▶ **Do this**
Identify all lines in the data containing the string "University". Copy them out.
■ ■ ■ ■ ■ ■ ■
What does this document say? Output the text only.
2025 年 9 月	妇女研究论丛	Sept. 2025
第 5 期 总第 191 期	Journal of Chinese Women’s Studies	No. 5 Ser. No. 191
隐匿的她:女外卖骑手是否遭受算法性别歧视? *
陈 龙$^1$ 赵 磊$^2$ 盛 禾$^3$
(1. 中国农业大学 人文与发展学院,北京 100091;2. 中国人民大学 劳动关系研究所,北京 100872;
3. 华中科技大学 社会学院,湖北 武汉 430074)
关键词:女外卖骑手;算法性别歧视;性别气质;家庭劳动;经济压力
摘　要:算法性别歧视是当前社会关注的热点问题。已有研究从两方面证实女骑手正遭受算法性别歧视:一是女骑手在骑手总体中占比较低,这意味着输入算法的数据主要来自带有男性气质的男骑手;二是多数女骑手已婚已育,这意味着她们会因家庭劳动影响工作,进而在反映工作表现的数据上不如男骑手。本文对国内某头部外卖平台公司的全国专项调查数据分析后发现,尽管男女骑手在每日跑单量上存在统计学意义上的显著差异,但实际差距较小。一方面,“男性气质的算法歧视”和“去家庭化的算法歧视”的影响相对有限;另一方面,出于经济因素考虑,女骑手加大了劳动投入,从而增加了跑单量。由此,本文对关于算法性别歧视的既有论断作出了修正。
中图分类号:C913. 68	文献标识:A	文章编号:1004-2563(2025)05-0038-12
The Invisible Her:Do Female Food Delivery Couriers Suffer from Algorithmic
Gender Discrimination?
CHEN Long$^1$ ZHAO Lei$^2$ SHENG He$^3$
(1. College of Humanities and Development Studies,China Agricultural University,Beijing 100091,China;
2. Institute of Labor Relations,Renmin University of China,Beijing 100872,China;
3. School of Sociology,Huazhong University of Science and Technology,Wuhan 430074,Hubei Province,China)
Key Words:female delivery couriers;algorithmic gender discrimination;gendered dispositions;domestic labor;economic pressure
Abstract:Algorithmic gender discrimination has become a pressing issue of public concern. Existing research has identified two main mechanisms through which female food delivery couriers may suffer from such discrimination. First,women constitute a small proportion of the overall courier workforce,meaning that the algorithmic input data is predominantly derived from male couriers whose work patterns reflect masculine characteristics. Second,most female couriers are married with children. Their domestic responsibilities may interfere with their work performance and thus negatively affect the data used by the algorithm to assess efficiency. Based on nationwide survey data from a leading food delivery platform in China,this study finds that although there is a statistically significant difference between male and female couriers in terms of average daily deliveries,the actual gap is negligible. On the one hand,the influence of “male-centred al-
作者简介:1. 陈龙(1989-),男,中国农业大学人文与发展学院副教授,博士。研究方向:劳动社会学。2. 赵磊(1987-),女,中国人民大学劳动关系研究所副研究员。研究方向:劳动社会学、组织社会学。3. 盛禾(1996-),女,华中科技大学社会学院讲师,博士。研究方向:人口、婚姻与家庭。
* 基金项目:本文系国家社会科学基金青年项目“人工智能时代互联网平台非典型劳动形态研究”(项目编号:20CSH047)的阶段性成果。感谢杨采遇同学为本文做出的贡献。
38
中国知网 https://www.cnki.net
■ ■ ■ ■ ■ ■ ■
▶ **Task result**
(1. College of Humanities and Development Studies,China Agricultural University,Beijing 100091,China;
2. Institute of Labor Relations,Renmin University of China,Beijing 100872,China;
3. School of Sociology,Huazhong University of Science and Technology,Wuhan 430074,Hubei Province,China)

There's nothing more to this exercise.